- [Goal] Every record must be repeated exactly, with no omission.

— start —

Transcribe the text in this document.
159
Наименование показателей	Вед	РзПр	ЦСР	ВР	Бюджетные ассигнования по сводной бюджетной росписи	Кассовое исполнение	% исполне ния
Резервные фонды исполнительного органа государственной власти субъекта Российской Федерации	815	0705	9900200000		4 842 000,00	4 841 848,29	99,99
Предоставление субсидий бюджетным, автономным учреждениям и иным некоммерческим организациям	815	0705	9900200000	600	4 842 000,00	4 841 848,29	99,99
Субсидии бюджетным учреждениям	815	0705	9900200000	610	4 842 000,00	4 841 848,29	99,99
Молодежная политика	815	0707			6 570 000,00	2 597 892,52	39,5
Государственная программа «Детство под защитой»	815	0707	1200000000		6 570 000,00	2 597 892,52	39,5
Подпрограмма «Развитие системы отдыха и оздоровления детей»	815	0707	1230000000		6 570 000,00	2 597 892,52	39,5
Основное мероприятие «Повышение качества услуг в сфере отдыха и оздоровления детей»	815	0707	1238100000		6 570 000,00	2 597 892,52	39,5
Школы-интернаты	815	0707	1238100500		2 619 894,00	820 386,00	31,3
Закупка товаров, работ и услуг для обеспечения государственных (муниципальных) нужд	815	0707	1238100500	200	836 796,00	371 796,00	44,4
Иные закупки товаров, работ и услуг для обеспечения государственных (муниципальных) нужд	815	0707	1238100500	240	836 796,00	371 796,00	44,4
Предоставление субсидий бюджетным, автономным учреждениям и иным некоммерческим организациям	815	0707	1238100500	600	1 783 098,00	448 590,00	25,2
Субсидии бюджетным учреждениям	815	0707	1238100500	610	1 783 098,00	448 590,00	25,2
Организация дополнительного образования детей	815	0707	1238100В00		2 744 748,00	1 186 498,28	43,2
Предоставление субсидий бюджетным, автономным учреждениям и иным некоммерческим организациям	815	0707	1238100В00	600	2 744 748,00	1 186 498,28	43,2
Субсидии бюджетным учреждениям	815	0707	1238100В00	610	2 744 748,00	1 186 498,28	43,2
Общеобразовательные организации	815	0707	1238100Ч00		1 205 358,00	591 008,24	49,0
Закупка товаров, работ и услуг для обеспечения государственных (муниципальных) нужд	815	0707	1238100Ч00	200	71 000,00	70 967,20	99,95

— end —

- [Completed exercise]
Transcribe the text in this document.
159
Наименование показателей	Вед	РзПр	ЦСР	ВР	Бюджетные ассигнования по сводной бюджетной росписи	Кассовое исполнение	% исполне ния
Резервные фонды исполнительного органа государственной власти субъекта Российской Федерации	815	0705	9900200000		4 842 000,00	4 841 848,29	99,99
Предоставление субсидий бюджетным, автономным учреждениям и иным некоммерческим организациям	815	0705	9900200000	600	4 842 000,00	4 841 848,29	99,99
Субсидии бюджетным учреждениям	815	0705	9900200000	610	4 842 000,00	4 841 848,29	99,99
Молодежная политика	815	0707			6 570 000,00	2 597 892,52	39,5
Государственная программа «Детство под защитой»	815	0707	1200000000		6 570 000,00	2 597 892,52	39,5
Подпрограмма «Развитие системы отдыха и оздоровления детей»	815	0707	1230000000		6 570 000,00	2 597 892,52	39,5
Основное мероприятие «Повышение качества услуг в сфере отдыха и оздоровления детей»	815	0707	1238100000		6 570 000,00	2 597 892,52	39,5
Школы-интернаты	815	0707	1238100500		2 619 894,00	820 386,00	31,3
Закупка товаров, работ и услуг для обеспечения государственных (муниципальных) нужд	815	0707	1238100500	200	836 796,00	371 796,00	44,4
Иные закупки товаров, работ и услуг для обеспечения государственных (муниципальных) нужд	815	0707	1238100500	240	836 796,00	371 796,00	44,4
Предоставление субсидий бюджетным, автономным учреждениям и иным некоммерческим организациям	815	0707	1238100500	600	1 783 098,00	448 590,00	25,2
Субсидии бюджетным учреждениям	815	0707	1238100500	610	1 783 098,00	448 590,00	25,2
Организация дополнительного образования детей	815	0707	1238100В00		2 744 748,00	1 186 498,28	43,2
Предоставление субсидий бюджетным, автономным учреждениям и иным некоммерческим организациям	815	0707	1238100В00	600	2 744 748,00	1 186 498,28	43,2
Субсидии бюджетным учреждениям	815	0707	1238100В00	610	2 744 748,00	1 186 498,28	43,2
Общеобразовательные организации	815	0707	1238100Ч00		1 205 358,00	591 008,24	49,0
Закупка товаров, работ и услуг для обеспечения государственных (муниципальных) нужд	815	0707	1238100Ч00	200	71 000,00	70 967,20	99,95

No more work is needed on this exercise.